WHAT YOU WILL DO =>
Your task is to retype each line of the data below exactly.
━━━ DATASET RECORDS
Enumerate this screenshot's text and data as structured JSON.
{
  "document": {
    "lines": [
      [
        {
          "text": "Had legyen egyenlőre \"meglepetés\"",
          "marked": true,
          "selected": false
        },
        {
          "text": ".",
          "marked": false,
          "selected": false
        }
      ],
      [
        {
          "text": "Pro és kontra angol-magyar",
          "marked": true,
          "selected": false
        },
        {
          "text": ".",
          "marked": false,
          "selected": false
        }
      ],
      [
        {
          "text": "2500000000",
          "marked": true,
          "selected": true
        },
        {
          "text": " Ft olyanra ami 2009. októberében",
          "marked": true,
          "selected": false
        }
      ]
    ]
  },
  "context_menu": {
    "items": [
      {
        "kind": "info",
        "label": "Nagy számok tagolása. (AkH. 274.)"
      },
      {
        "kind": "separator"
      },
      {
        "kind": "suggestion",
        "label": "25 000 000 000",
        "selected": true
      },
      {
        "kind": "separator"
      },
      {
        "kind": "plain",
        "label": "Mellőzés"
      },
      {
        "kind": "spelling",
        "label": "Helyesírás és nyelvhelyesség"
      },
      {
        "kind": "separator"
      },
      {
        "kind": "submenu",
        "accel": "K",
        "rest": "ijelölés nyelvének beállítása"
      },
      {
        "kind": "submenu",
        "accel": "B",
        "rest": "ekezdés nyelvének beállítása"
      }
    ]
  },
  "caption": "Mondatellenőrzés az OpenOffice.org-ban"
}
━━━━━━
WORKED SOLUTION =>
Enumerate this screenshot's text and data as structured JSON.
{
  "document": {
    "lines": [
      [
        {
          "text": "Had legyen egyenlőre \"meglepetés\"",
          "marked": true,
          "selected": false
        },
        {
          "text": ".",
          "marked": false,
          "selected": false
        }
      ],
      [
        {
          "text": "Pro és kontra angol-magyar",
          "marked": true,
          "selected": false
        },
        {
          "text": ".",
          "marked": false,
          "selected": false
        }
      ],
      [
        {
          "text": "2500000000",
          "marked": true,
          "selected": true
        },
        {
          "text": " Ft olyanra ami 2009. októberében",
          "marked": true,
          "selected": false
        }
      ]
    ]
  },
  "context_menu": {
    "items": [
      {
        "kind": "info",
        "label": "Nagy számok tagolása. (AkH. 274.)"
      },
      {
        "kind": "separator"
      },
      {
        "kind": "suggestion",
        "label": "25 000 000 000",
        "selected": true
      },
      {
        "kind": "separator"
      },
      {
        "kind": "plain",
        "label": "Mellőzés"
      },
      {
        "kind": "spelling",
        "label": "Helyesírás és nyelvhelyesség"
      },
      {
        "kind": "separator"
      },
      {
        "kind": "submenu",
        "accel": "K",
        "rest": "ijelölés nyelvének beállítása"
      },
      {
        "kind": "submenu",
        "accel": "B",
        "rest": "ekezdés nyelvének beállítása"
      }
    ]
  },
  "caption": "Mondatellenőrzés az OpenOffice.org-ban"
}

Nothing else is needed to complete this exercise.